- Objective -
Return the records that follow unaltered. Omit every picture.

----------------------------------------

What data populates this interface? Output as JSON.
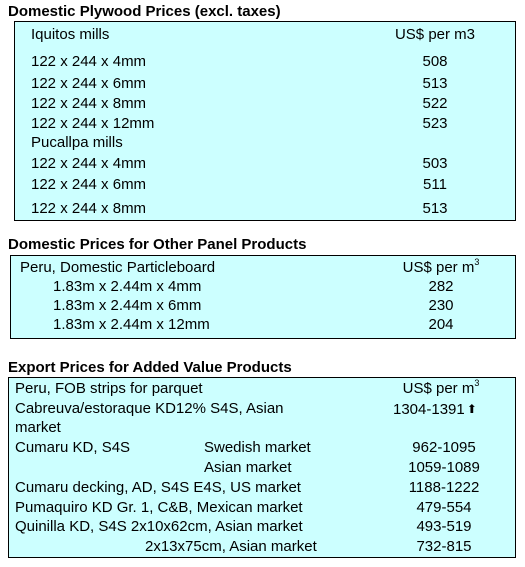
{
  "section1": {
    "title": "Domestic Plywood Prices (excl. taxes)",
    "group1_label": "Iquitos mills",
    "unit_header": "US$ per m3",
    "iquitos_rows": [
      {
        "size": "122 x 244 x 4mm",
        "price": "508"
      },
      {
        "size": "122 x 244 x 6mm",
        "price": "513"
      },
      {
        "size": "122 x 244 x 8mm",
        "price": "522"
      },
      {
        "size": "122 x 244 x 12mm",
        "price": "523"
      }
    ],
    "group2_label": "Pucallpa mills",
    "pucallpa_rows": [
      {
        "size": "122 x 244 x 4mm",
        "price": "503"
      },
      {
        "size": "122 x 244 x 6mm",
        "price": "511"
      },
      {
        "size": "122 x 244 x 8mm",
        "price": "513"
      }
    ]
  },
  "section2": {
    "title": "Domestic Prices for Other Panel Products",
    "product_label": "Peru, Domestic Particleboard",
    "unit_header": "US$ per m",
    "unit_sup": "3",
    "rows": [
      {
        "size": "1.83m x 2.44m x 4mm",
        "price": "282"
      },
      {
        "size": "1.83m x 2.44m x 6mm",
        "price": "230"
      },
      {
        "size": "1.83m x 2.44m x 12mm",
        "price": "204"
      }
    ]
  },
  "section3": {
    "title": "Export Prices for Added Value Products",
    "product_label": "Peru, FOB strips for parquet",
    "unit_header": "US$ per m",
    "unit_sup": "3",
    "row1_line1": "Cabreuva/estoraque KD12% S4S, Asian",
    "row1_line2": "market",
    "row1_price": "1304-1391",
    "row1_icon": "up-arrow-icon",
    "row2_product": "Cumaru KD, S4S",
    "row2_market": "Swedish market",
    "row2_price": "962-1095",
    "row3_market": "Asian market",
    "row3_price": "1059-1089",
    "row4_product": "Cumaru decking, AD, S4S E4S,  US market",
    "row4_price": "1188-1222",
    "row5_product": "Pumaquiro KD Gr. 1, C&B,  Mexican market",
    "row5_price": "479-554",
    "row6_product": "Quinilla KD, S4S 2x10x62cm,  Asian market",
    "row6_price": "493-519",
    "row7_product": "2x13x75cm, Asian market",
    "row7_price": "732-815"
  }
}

----------------------------------------

- Result -
What data populates this interface? Output as JSON.
{
  "section1": {
    "title": "Domestic Plywood Prices (excl. taxes)",
    "group1_label": "Iquitos mills",
    "unit_header": "US$ per m3",
    "iquitos_rows": [
      {
        "size": "122 x 244 x 4mm",
        "price": "508"
      },
      {
        "size": "122 x 244 x 6mm",
        "price": "513"
      },
      {
        "size": "122 x 244 x 8mm",
        "price": "522"
      },
      {
        "size": "122 x 244 x 12mm",
        "price": "523"
      }
    ],
    "group2_label": "Pucallpa mills",
    "pucallpa_rows": [
      {
        "size": "122 x 244 x 4mm",
        "price": "503"
      },
      {
        "size": "122 x 244 x 6mm",
        "price": "511"
      },
      {
        "size": "122 x 244 x 8mm",
        "price": "513"
      }
    ]
  },
  "section2": {
    "title": "Domestic Prices for Other Panel Products",
    "product_label": "Peru, Domestic Particleboard",
    "unit_header": "US$ per m",
    "unit_sup": "3",
    "rows": [
      {
        "size": "1.83m x 2.44m x 4mm",
        "price": "282"
      },
      {
        "size": "1.83m x 2.44m x 6mm",
        "price": "230"
      },
      {
        "size": "1.83m x 2.44m x 12mm",
        "price": "204"
      }
    ]
  },
  "section3": {
    "title": "Export Prices for Added Value Products",
    "product_label": "Peru, FOB strips for parquet",
    "unit_header": "US$ per m",
    "unit_sup": "3",
    "row1_line1": "Cabreuva/estoraque KD12% S4S, Asian",
    "row1_line2": "market",
    "row1_price": "1304-1391",
    "row1_icon": "up-arrow-icon",
    "row2_product": "Cumaru KD, S4S",
    "row2_market": "Swedish market",
    "row2_price": "962-1095",
    "row3_market": "Asian market",
    "row3_price": "1059-1089",
    "row4_product": "Cumaru decking, AD, S4S E4S,  US market",
    "row4_price": "1188-1222",
    "row5_product": "Pumaquiro KD Gr. 1, C&B,  Mexican market",
    "row5_price": "479-554",
    "row6_product": "Quinilla KD, S4S 2x10x62cm,  Asian market",
    "row6_price": "493-519",
    "row7_product": "2x13x75cm, Asian market",
    "row7_price": "732-815"
  }
}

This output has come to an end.